SHORT TASK: Collect each line in the items below that contains the word "right", matching its case exactly.

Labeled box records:
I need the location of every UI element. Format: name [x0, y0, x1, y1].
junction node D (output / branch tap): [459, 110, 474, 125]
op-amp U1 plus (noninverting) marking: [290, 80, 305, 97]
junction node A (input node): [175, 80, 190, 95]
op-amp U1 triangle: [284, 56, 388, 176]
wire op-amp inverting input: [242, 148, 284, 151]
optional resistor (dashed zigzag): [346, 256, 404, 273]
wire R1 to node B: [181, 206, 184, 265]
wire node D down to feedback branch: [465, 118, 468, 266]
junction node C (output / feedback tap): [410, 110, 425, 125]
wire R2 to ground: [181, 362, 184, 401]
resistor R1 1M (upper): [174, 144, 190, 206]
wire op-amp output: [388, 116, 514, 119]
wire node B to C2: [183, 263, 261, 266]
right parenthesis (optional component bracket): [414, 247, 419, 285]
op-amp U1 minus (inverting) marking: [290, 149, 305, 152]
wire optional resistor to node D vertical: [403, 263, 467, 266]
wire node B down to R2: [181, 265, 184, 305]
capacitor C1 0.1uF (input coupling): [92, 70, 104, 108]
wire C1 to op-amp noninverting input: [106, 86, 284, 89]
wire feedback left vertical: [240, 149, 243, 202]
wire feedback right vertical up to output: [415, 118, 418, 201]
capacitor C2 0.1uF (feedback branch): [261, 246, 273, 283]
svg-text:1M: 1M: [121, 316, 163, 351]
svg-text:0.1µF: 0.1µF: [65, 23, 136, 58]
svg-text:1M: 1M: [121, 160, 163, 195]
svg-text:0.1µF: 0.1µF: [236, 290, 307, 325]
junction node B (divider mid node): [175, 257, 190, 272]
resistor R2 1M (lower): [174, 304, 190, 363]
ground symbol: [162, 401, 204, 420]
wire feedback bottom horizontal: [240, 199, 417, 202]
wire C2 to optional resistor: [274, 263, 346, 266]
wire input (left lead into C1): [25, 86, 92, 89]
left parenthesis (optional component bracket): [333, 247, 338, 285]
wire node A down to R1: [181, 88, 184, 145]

ANSWER FOR THE TASK:
right parenthesis (optional component bracket): [414, 247, 419, 285]
wire feedback right vertical up to output: [415, 118, 418, 201]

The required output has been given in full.